| AIM OF THE EXERCISE |
Omit images. Retype all entries verbatim.

A run of records:
-------

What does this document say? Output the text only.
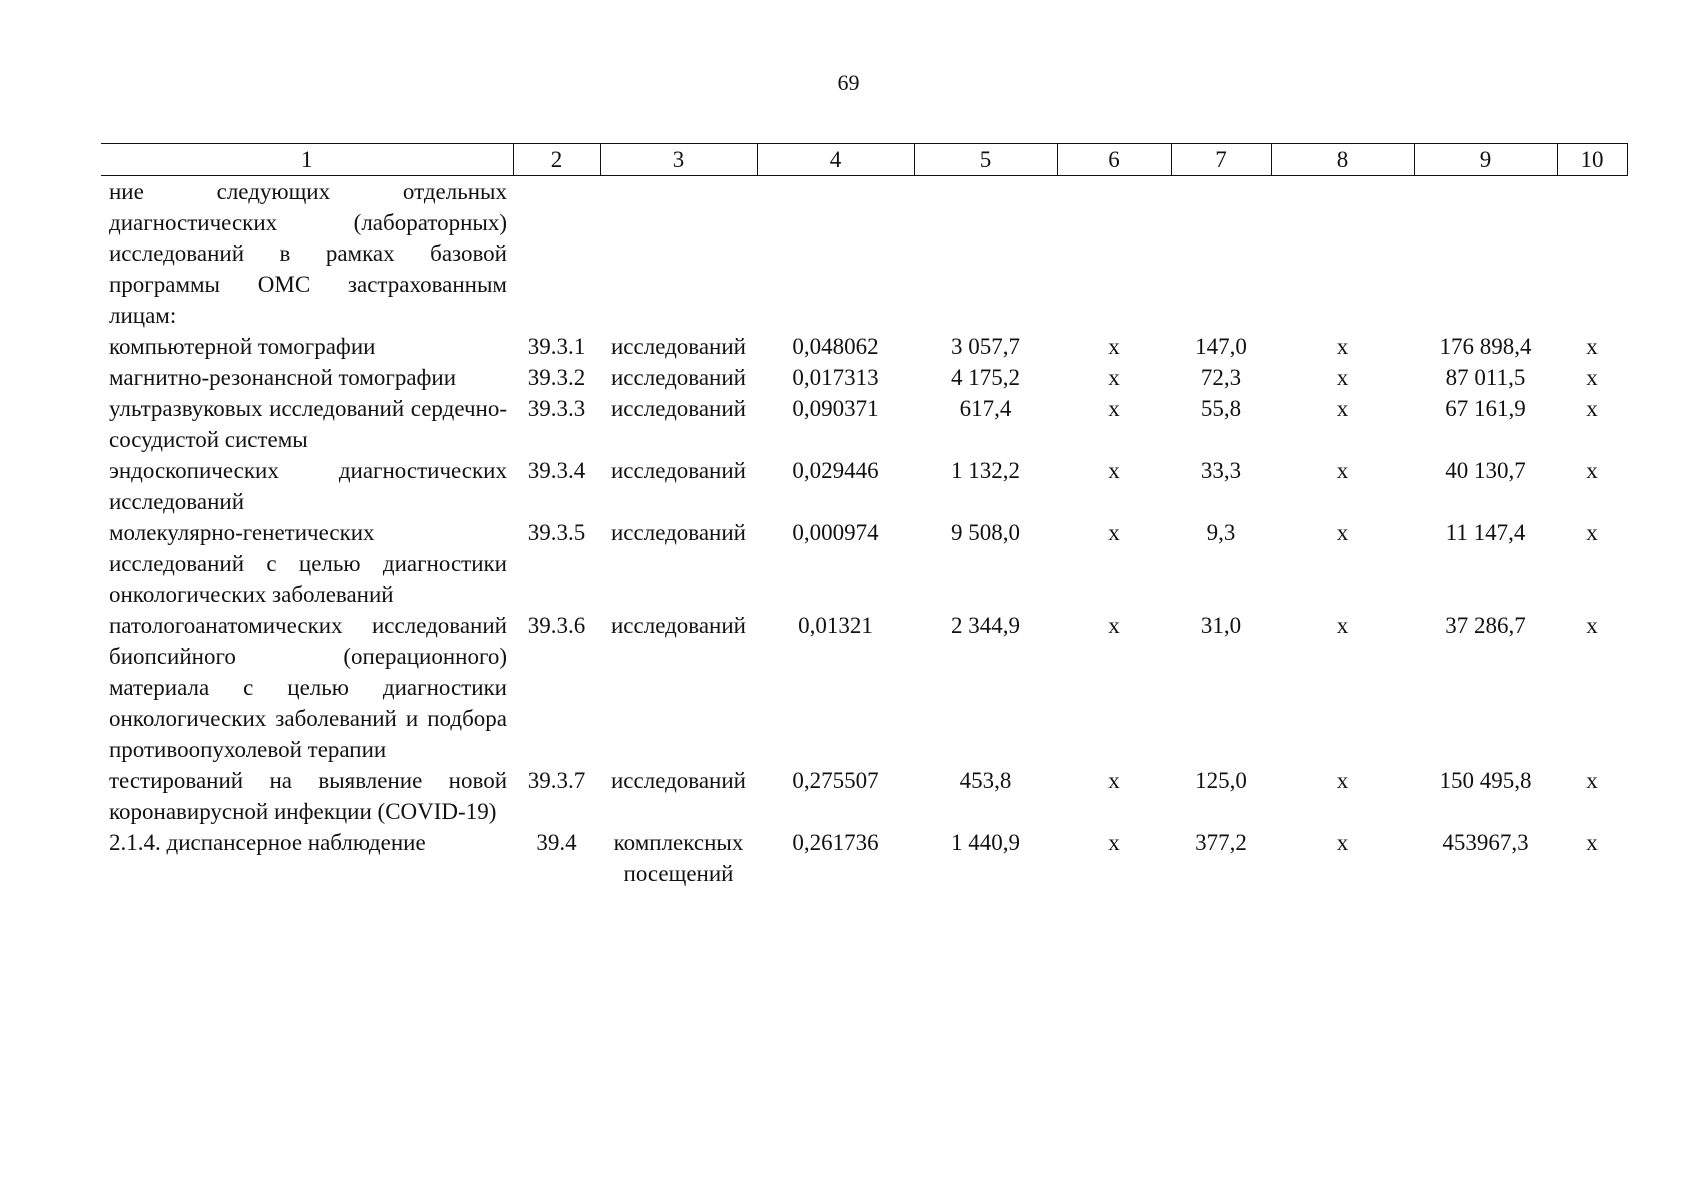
69
1	2	3	4	5	6	7	8	9	10
ние следующих отдельных диагностических (лабораторных) исследований в рамках базовой программы ОМС застрахованным лицам:									
компьютерной томографии	39.3.1	исследований	0,048062	3 057,7	х	147,0	х	176 898,4	х
магнитно-резонансной томографии	39.3.2	исследований	0,017313	4 175,2	х	72,3	х	87 011,5	х
ультразвуковых исследований сердечно-сосудистой системы	39.3.3	исследований	0,090371	617,4	х	55,8	х	67 161,9	х
эндоскопических диагностических исследований	39.3.4	исследований	0,029446	1 132,2	х	33,3	х	40 130,7	х
молекулярно-генетических исследований с целью диагностики онкологических заболеваний	39.3.5	исследований	0,000974	9 508,0	х	9,3	х	11 147,4	х
патологоанатомических исследований биопсийного (операционного) материала с целью диагностики онкологических заболеваний и подбора противоопухолевой терапии	39.3.6	исследований	0,01321	2 344,9	х	31,0	х	37 286,7	х
тестирований на выявление новой коронавирусной инфекции (COVID-19)	39.3.7	исследований	0,275507	453,8	х	125,0	х	150 495,8	х
2.1.4. диспансерное наблюдение	39.4	комплексных посещений	0,261736	1 440,9	х	377,2	х	453967,3	х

-------

| REPLY |
What does this document say? Output the text only.
69
1	2	3	4	5	6	7	8	9	10
ние следующих отдельных диагностических (лабораторных) исследований в рамках базовой программы ОМС застрахованным лицам:									
компьютерной томографии	39.3.1	исследований	0,048062	3 057,7	х	147,0	х	176 898,4	х
магнитно-резонансной томографии	39.3.2	исследований	0,017313	4 175,2	х	72,3	х	87 011,5	х
ультразвуковых исследований сердечно-сосудистой системы	39.3.3	исследований	0,090371	617,4	х	55,8	х	67 161,9	х
эндоскопических диагностических исследований	39.3.4	исследований	0,029446	1 132,2	х	33,3	х	40 130,7	х
молекулярно-генетических исследований с целью диагностики онкологических заболеваний	39.3.5	исследований	0,000974	9 508,0	х	9,3	х	11 147,4	х
патологоанатомических исследований биопсийного (операционного) материала с целью диагностики онкологических заболеваний и подбора противоопухолевой терапии	39.3.6	исследований	0,01321	2 344,9	х	31,0	х	37 286,7	х
тестирований на выявление новой коронавирусной инфекции (COVID-19)	39.3.7	исследований	0,275507	453,8	х	125,0	х	150 495,8	х
2.1.4. диспансерное наблюдение	39.4	комплексных посещений	0,261736	1 440,9	х	377,2	х	453967,3	х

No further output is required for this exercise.